Task goal
Pick up the text on email security after its last sentence and continue writing it.

You Mean…I Shouldn’t Post My Social Security Number in an Email?
If you hadn't previously thought that posting your social security number or other sensitive information in an email was a problem, you are definitely in need of this introduction to email security. Even if the answer to the above question is obvious, there may be facets of email security that you are not familiar with. It is so important to understand security when it concerns your email since email is a daily part of most individual's work (and personal) experience.
The Most Common Threats to Email Security
The most common threats to email security, at least the ones you hear about all the time on the news and over the internet have to do with scams. Here are the three most common threats that you most likely are already aware of if you've been using email for any length of time:
- Phishing Scams – You've seen these, perhaps in your spam box if you use Gmail or other services that automatically sort potential threats to your computer. Some account or another will lock you out if you don't immediately click on the link and verify your social security number and password. Don't do it! Do you hear me? These are almost always email phishing scams, out to steal your identity!
- Insecure Password and Account Hacking – One day, you sign into your email account, and in your sent box, are thousands of emails that you did not send. Don't click on the links in these, most likely they are viruses, or bots intended to capture information from you. Instead, report the hacking to your email service provider, change your password to something more secure, and send everyone in your address book a note of apology advising them not to click on the link.
- Forwarded Emails – I bet you thought I was going to say Nigerian scams! While Nigerian scams are a potential risk, forwarded emails are a much more prevalent risk in that you might not even think to be a risk (in fact, I bet you simply think chain emails are annoying)! However, forwarded emails also compromise all of the emails of individuals who have previously been forwarded the email. If you must forward on emails, be sure to remove any email addresses or notes that already appear. Also, send the forwarded email as a blind carbon copy, and remind the recipient to remove your name before forwarding on.
Image courtesy of sxc.hu/hoefi
Why Encryption is Important to Emails
Encryption is possibly one of the most important things to remember in receiving an introduction to email security. Encryption of email is a tool used to ensure that both sensitive and personal information cannot be seen by anyone other than the intended recipient. Should someone not have the key to unlock the encrypted email, then the email will either arrive blank or as a jumble of letters and numbers. There are encryption programs that you can (and should) use to protect your information.

Extracted data
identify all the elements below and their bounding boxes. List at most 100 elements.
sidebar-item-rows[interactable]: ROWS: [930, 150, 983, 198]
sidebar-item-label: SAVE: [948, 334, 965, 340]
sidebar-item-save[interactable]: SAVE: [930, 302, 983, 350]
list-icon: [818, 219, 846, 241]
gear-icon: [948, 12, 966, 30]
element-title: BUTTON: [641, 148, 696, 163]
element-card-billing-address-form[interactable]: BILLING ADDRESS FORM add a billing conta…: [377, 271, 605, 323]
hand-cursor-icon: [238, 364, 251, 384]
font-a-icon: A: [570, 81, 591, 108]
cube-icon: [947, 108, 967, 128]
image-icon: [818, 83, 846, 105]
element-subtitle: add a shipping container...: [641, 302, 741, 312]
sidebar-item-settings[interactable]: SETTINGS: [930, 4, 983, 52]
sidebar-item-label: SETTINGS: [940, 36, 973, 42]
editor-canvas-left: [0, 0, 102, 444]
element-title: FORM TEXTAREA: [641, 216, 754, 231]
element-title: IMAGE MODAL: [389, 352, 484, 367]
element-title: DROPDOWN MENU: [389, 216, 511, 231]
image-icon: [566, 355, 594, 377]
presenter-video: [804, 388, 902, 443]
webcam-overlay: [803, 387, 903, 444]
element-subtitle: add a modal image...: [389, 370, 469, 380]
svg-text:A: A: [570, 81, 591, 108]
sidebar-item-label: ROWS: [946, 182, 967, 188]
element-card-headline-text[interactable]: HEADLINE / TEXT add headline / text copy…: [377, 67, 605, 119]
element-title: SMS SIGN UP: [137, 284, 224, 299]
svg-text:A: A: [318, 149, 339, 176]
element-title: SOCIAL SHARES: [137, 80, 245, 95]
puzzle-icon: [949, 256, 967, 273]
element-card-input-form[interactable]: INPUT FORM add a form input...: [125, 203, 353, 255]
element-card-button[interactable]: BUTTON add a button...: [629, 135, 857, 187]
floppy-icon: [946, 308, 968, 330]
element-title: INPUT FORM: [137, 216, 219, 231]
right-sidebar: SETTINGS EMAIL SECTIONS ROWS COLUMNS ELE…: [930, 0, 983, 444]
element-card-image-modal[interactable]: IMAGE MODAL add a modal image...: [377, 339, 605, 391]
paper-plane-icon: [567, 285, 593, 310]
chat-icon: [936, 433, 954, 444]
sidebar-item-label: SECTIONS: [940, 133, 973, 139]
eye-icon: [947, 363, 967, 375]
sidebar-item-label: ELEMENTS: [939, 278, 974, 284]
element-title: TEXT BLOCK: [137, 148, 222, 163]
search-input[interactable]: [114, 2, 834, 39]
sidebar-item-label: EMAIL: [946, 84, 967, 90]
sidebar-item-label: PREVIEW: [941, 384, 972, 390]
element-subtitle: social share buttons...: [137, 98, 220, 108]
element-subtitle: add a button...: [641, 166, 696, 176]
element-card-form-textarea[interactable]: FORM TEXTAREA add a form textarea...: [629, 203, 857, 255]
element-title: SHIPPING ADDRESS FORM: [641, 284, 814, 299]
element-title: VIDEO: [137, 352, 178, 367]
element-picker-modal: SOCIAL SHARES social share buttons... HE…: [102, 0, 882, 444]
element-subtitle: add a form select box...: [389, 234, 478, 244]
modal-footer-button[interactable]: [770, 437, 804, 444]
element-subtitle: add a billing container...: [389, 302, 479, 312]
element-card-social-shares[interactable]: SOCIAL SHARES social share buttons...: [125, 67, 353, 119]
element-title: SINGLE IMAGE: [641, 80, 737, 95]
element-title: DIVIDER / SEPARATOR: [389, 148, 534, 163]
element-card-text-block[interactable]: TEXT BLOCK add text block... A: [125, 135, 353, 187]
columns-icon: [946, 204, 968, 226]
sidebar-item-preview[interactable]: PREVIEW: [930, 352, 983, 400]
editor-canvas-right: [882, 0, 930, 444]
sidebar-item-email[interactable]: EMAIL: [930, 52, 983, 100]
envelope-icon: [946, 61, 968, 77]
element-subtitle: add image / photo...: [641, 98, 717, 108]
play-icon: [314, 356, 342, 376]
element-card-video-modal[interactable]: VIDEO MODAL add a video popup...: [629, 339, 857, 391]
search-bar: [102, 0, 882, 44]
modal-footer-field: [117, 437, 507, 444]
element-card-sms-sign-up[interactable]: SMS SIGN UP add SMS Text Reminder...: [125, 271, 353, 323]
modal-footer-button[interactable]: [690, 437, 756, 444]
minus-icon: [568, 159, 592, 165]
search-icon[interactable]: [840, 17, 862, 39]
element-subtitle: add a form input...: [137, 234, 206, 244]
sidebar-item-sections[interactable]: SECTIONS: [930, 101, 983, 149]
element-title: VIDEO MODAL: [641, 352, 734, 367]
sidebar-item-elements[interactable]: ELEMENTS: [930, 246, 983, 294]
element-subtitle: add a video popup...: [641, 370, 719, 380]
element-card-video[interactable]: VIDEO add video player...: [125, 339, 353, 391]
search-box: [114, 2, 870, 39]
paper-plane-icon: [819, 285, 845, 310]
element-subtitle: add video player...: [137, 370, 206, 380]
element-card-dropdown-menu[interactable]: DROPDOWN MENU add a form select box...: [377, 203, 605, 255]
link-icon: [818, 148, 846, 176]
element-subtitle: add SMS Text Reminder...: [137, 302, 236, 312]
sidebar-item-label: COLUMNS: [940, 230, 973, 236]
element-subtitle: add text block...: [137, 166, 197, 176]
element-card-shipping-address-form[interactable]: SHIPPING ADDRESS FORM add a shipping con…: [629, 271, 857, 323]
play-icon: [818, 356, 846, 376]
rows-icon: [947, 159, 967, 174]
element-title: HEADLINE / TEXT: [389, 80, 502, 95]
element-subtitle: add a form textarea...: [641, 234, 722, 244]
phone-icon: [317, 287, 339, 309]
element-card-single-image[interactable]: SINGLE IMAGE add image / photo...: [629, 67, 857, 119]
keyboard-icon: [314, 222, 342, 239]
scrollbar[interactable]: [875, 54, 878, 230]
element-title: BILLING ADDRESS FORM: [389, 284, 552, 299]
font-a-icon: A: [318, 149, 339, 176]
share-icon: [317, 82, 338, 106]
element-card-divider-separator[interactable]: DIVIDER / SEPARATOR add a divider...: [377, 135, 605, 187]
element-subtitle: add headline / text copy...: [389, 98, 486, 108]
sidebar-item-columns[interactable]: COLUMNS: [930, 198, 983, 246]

Answer
Email Security Measures Beyond Encryption
Once encryption has been covered, there are additional methods to ensure that your email is secure. You should never leave email open where other eyes can view it, nor should you open any email when someone else can read over your shoulder. Be sure that any email attachment you may open is both something you are expecting to receive and something that has been scanned with anti-virus software. Look into investing in digital certificates to avoid problems with email fraud. Unfortunately, forged emails are increasingly becoming a problem, especially for large companies. Use IMAP protocol rather than POP protocol when downloading your email to an email client. Finally, ensure that your spam settings are always being updated, to keep unwanted email from getting through.
Breach in the System: Fixing Email Security Holes
If you find a breach in your system, don't panic. It's time to do damage control – and major damage control. The first step is to ensure that passwords are as secure as they possibly can be – this involves ensuring that passwords contain a mixture of upper and lower case letters, numbers, and symbols. Second, you will need to find out what sort of information was compromised. Depending on the nature of the breach, a police report may need to be filed. Finally, make sure to invest in one of the email security programs that are available to avoid the same breach occurring in the future and perform email security tests.